→ Exercise brief:
Reproduce exactly the lines from the one containing "Convert this screenshot" through the last line of the data, both ends included.

→ Data provided:
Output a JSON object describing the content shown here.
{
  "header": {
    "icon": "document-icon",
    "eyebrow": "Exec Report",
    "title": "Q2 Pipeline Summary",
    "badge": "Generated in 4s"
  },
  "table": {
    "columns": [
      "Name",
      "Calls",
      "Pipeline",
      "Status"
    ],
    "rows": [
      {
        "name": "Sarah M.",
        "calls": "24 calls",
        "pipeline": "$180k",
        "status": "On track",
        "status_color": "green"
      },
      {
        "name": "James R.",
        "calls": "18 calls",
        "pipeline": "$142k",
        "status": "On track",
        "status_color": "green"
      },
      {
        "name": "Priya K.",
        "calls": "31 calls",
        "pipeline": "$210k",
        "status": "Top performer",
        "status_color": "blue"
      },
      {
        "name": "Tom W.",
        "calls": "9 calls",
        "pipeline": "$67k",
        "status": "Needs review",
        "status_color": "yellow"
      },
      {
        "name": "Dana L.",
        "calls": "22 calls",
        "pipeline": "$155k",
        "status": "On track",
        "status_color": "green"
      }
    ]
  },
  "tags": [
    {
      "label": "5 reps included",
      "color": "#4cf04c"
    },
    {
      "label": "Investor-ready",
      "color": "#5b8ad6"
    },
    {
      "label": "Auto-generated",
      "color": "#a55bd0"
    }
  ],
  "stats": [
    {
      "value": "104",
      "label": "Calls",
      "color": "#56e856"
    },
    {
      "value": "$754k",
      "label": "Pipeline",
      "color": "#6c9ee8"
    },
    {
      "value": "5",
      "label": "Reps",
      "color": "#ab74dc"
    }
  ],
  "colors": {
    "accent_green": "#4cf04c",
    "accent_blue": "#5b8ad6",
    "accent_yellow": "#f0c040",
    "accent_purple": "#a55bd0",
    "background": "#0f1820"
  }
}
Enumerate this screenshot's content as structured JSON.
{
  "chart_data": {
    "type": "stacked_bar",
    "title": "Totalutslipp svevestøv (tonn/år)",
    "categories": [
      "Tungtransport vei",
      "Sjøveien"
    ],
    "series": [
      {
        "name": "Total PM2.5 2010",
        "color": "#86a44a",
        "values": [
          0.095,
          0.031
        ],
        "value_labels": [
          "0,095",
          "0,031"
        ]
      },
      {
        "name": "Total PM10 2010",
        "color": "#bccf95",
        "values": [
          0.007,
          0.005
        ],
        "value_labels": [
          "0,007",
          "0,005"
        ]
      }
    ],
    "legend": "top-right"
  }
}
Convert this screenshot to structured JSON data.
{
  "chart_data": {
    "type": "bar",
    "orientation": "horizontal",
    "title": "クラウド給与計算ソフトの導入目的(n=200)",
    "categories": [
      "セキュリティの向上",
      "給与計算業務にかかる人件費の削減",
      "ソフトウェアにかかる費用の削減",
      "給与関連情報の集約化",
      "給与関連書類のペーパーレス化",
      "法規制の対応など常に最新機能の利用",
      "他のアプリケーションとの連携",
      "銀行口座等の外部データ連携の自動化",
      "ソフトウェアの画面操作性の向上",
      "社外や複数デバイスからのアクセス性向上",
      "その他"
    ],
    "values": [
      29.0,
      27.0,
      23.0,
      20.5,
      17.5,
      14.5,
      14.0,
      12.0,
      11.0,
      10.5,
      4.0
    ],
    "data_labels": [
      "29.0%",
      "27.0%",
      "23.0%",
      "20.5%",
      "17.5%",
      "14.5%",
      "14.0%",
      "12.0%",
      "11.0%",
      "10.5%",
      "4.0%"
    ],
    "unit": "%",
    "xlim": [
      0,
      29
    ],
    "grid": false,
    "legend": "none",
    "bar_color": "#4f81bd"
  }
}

→ The result:
Convert this screenshot to structured JSON data.
{
  "chart_data": {
    "type": "bar",
    "orientation": "horizontal",
    "title": "クラウド給与計算ソフトの導入目的(n=200)",
    "categories": [
      "セキュリティの向上",
      "給与計算業務にかかる人件費の削減",
      "ソフトウェアにかかる費用の削減",
      "給与関連情報の集約化",
      "給与関連書類のペーパーレス化",
      "法規制の対応など常に最新機能の利用",
      "他のアプリケーションとの連携",
      "銀行口座等の外部データ連携の自動化",
      "ソフトウェアの画面操作性の向上",
      "社外や複数デバイスからのアクセス性向上",
      "その他"
    ],
    "values": [
      29.0,
      27.0,
      23.0,
      20.5,
      17.5,
      14.5,
      14.0,
      12.0,
      11.0,
      10.5,
      4.0
    ],
    "data_labels": [
      "29.0%",
      "27.0%",
      "23.0%",
      "20.5%",
      "17.5%",
      "14.5%",
      "14.0%",
      "12.0%",
      "11.0%",
      "10.5%",
      "4.0%"
    ],
    "unit": "%",
    "xlim": [
      0,
      29
    ],
    "grid": false,
    "legend": "none",
    "bar_color": "#4f81bd"
  }
}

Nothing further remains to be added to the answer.